## DATA FOR THIS EXERCISE
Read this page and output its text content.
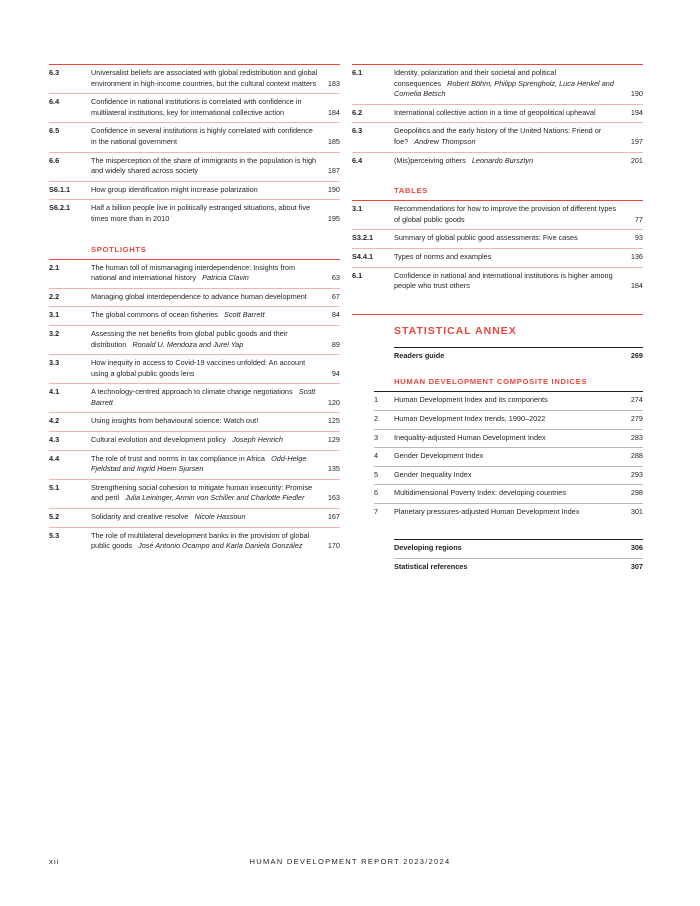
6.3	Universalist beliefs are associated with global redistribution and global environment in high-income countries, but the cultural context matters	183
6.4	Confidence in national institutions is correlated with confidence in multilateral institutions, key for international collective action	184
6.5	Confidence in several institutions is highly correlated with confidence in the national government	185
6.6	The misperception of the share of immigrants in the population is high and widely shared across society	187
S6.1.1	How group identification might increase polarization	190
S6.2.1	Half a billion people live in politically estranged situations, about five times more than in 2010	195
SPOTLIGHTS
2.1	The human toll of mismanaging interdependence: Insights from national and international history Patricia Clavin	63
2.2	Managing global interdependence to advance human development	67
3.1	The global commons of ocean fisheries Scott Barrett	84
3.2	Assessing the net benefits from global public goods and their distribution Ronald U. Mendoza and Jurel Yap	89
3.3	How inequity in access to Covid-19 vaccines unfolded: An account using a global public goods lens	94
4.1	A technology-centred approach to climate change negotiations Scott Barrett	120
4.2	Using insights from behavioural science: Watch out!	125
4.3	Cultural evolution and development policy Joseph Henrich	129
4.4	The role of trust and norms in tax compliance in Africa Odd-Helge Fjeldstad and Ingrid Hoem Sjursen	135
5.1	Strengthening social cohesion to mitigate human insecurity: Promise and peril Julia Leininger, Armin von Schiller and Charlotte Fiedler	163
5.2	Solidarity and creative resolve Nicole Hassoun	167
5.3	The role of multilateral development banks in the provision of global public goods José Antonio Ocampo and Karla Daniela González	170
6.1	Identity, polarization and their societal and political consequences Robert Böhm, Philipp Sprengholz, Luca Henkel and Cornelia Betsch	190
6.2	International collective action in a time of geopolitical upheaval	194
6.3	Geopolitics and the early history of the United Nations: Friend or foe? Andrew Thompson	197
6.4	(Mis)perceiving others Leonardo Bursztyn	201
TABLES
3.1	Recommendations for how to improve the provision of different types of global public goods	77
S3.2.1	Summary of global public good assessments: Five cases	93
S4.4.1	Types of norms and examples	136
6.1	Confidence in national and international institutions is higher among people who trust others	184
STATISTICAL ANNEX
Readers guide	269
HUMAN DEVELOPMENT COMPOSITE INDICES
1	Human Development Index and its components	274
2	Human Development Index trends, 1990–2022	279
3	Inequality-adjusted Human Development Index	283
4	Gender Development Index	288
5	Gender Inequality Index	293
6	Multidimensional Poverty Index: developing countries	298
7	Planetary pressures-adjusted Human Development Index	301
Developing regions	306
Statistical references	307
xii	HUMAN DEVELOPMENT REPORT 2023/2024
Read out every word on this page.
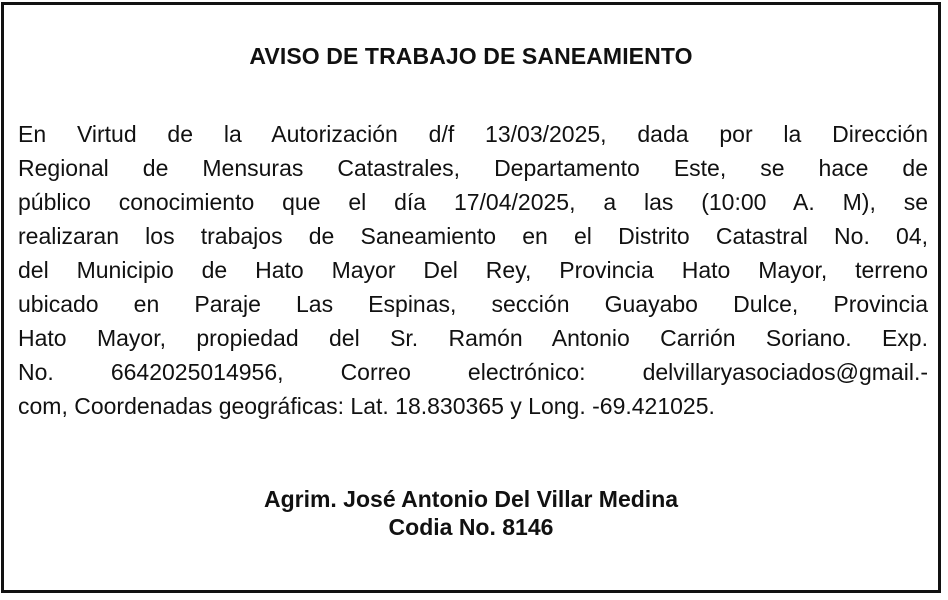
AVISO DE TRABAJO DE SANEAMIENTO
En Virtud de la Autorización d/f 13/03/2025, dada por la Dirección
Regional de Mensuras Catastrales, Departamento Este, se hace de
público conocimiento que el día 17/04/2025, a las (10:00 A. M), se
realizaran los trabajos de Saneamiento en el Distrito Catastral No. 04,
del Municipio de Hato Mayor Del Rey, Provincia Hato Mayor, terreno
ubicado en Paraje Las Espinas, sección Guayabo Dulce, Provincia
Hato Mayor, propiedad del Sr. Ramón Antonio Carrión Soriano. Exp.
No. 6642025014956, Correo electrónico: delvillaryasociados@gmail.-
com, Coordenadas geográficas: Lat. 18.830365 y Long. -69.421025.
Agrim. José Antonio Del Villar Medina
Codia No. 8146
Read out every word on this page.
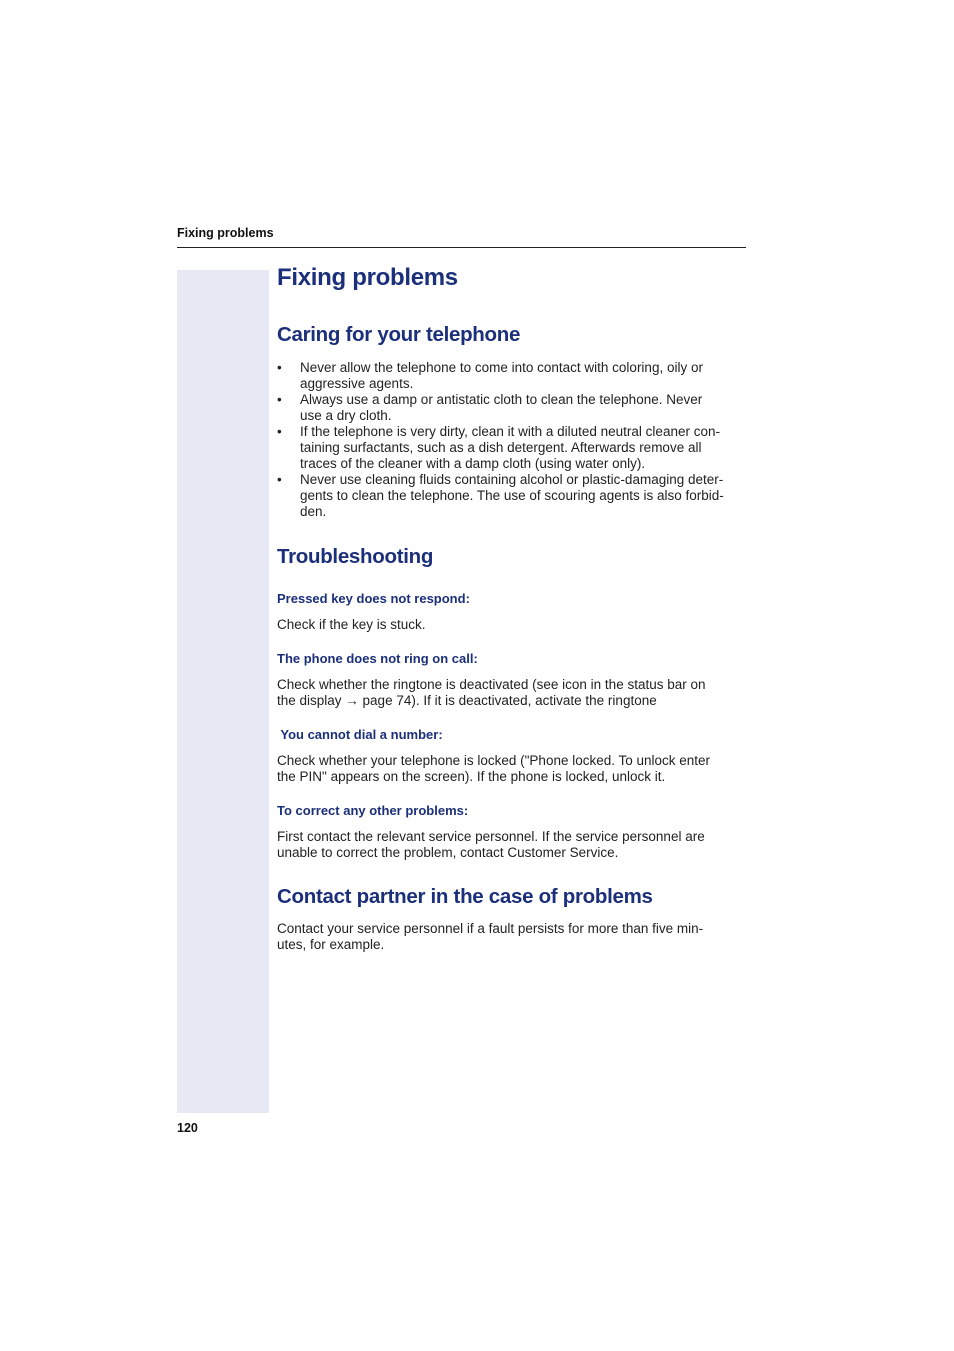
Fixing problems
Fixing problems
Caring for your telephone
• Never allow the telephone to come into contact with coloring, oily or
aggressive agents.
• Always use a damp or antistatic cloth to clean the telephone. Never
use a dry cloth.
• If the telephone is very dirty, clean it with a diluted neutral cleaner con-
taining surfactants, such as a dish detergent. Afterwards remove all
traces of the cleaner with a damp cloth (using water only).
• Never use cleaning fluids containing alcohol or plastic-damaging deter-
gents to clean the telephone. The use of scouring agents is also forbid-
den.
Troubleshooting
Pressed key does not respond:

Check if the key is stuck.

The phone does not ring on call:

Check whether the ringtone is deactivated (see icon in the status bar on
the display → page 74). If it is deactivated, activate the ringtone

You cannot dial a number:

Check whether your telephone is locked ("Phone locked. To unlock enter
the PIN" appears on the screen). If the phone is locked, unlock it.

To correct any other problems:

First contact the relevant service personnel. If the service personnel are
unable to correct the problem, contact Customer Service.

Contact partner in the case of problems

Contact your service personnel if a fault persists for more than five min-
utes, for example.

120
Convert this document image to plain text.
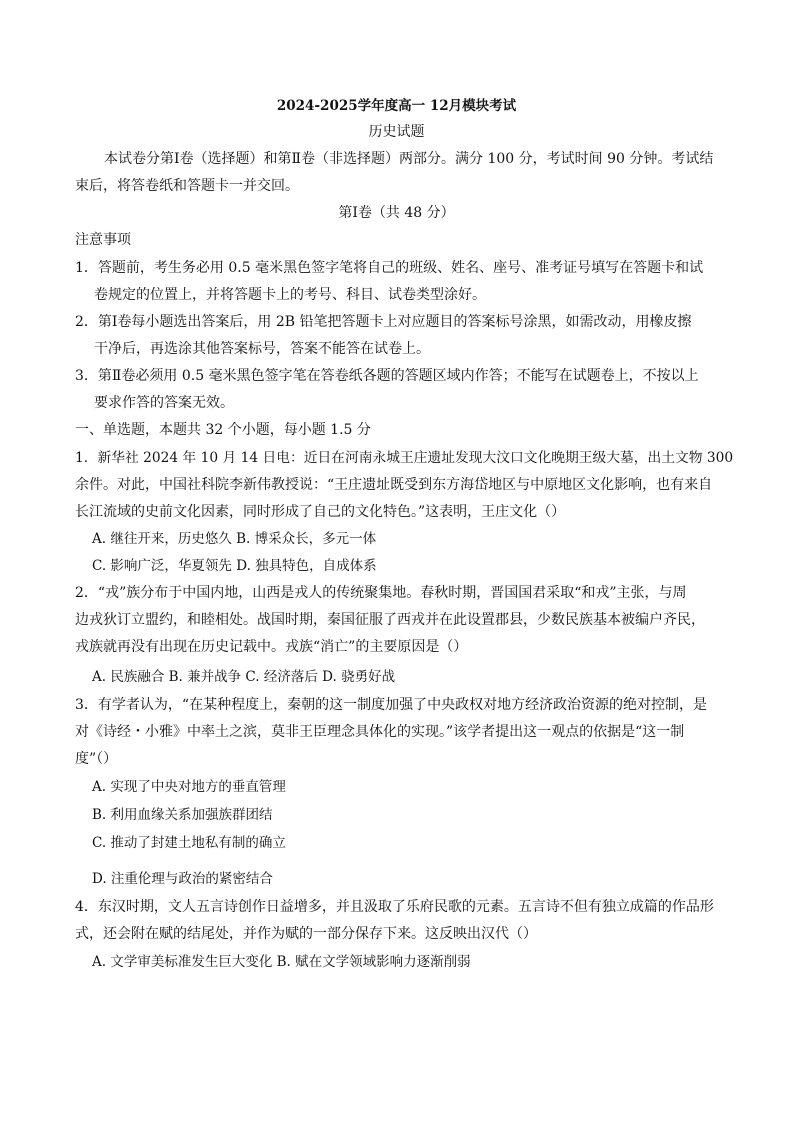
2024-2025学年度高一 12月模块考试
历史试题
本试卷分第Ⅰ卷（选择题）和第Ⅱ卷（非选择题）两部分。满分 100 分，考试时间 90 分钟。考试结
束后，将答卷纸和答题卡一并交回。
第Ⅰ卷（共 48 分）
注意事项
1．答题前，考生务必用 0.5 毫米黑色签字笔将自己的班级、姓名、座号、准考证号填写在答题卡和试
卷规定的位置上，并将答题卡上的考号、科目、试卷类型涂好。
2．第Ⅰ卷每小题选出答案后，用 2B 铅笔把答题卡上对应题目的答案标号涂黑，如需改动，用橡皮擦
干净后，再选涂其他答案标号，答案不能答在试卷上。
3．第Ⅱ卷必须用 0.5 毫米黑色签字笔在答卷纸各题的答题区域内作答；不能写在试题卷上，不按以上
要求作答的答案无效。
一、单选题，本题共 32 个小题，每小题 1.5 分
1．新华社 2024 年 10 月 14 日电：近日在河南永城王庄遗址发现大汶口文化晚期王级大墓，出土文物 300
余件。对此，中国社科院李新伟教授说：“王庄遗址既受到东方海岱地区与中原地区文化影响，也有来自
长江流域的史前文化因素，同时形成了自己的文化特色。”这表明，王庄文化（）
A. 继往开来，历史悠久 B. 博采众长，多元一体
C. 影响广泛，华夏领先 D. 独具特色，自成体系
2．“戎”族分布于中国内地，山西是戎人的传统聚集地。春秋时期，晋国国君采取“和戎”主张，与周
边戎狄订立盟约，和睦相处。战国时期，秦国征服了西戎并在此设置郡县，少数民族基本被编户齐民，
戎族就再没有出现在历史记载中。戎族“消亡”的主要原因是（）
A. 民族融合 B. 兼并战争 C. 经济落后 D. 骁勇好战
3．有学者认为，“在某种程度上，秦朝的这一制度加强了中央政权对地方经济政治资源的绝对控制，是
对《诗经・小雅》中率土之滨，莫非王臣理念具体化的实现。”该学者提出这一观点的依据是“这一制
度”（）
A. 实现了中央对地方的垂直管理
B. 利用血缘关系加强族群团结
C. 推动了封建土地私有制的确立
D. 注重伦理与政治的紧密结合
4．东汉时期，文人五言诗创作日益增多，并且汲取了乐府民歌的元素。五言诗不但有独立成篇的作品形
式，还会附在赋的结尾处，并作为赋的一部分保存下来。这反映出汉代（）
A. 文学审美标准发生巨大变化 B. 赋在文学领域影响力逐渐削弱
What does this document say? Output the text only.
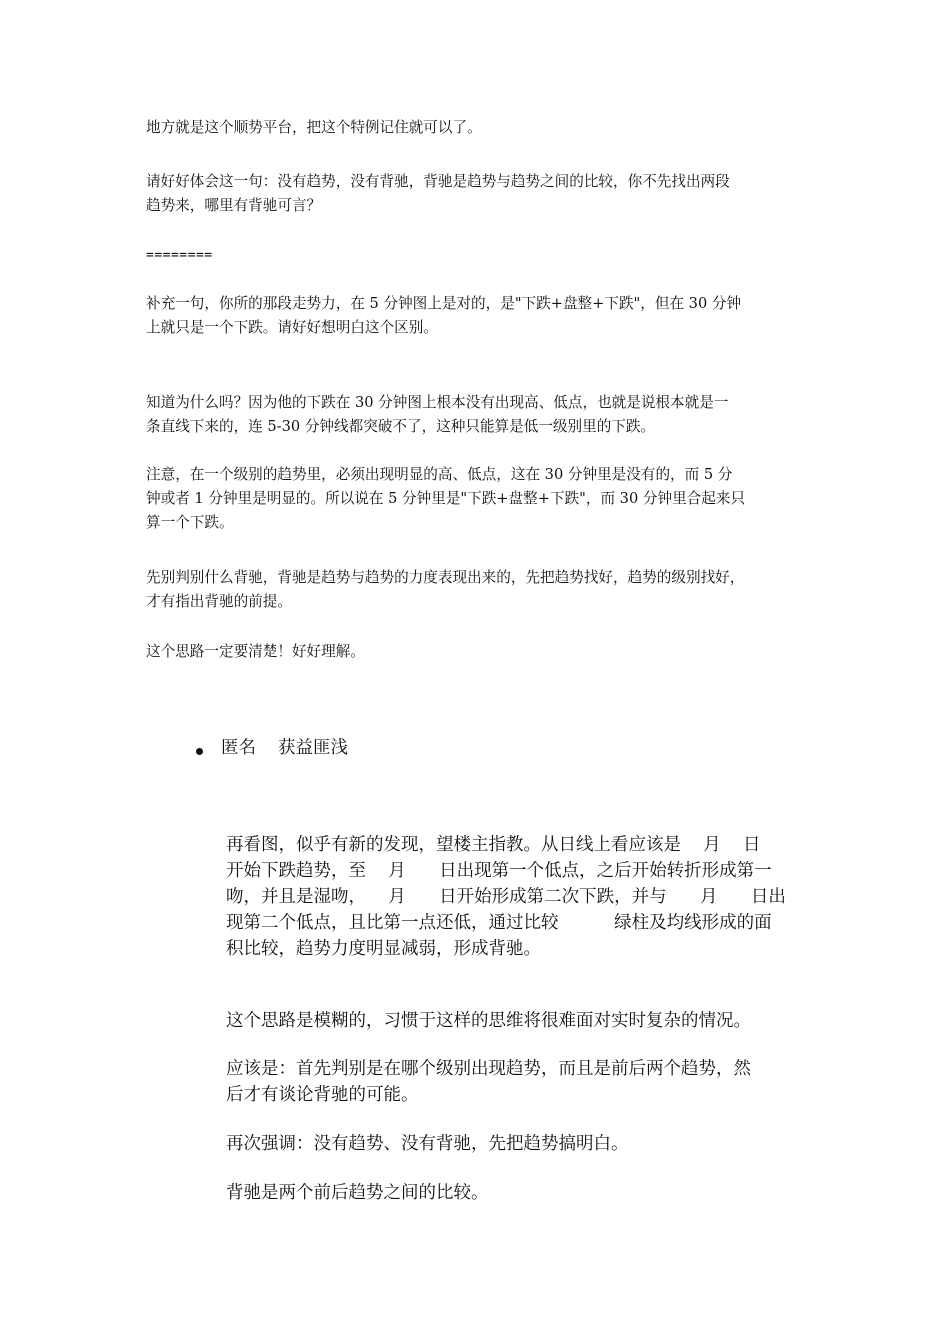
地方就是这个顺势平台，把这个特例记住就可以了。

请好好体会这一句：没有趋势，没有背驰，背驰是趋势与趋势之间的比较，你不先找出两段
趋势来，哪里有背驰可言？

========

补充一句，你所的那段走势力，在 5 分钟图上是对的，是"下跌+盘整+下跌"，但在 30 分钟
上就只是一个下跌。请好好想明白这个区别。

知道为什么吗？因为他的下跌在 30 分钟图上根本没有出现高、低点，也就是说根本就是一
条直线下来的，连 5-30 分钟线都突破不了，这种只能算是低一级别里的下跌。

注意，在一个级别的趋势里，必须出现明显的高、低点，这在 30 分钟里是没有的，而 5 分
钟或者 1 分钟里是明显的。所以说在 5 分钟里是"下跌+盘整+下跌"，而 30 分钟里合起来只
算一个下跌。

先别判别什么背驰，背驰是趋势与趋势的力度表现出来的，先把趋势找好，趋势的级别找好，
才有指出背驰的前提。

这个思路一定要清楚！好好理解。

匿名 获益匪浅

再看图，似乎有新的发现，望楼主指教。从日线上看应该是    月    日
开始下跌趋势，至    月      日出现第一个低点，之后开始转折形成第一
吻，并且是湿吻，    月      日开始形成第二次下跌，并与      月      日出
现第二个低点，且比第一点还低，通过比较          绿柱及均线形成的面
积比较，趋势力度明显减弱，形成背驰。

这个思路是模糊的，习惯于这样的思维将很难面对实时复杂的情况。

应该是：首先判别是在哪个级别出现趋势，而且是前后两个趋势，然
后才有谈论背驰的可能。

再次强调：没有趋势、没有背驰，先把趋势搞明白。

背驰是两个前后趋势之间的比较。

## TO BE DONE
Scan the material above. Copy each line that holds the word "others".

## RESPONSE
6.4	(Mis)perceiving others Leonardo Bursztyn	201
6.1	Confidence in national and international institutions is higher among people who trust others	184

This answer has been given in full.